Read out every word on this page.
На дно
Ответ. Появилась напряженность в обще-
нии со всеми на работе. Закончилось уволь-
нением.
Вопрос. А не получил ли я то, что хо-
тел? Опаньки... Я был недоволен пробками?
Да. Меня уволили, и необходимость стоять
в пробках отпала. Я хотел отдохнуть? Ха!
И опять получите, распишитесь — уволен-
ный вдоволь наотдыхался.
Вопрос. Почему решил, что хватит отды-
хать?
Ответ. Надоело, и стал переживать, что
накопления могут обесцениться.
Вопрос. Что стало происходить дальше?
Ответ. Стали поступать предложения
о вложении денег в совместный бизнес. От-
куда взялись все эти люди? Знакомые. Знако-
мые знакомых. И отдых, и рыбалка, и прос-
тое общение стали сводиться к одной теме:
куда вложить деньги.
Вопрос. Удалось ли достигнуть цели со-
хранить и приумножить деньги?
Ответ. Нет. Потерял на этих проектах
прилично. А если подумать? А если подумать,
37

WHAT THE TASK REQUIRES:
Emit the records above again, exactly, with no line skipped.

COMPLETE RESPONSE:
Read out every word on this page.
На дно
Ответ. Появилась напряженность в обще-
нии со всеми на работе. Закончилось уволь-
нением.
Вопрос. А не получил ли я то, что хо-
тел? Опаньки... Я был недоволен пробками?
Да. Меня уволили, и необходимость стоять
в пробках отпала. Я хотел отдохнуть? Ха!
И опять получите, распишитесь — уволен-
ный вдоволь наотдыхался.
Вопрос. Почему решил, что хватит отды-
хать?
Ответ. Надоело, и стал переживать, что
накопления могут обесцениться.
Вопрос. Что стало происходить дальше?
Ответ. Стали поступать предложения
о вложении денег в совместный бизнес. От-
куда взялись все эти люди? Знакомые. Знако-
мые знакомых. И отдых, и рыбалка, и прос-
тое общение стали сводиться к одной теме:
куда вложить деньги.
Вопрос. Удалось ли достигнуть цели со-
хранить и приумножить деньги?
Ответ. Нет. Потерял на этих проектах
прилично. А если подумать? А если подумать,
37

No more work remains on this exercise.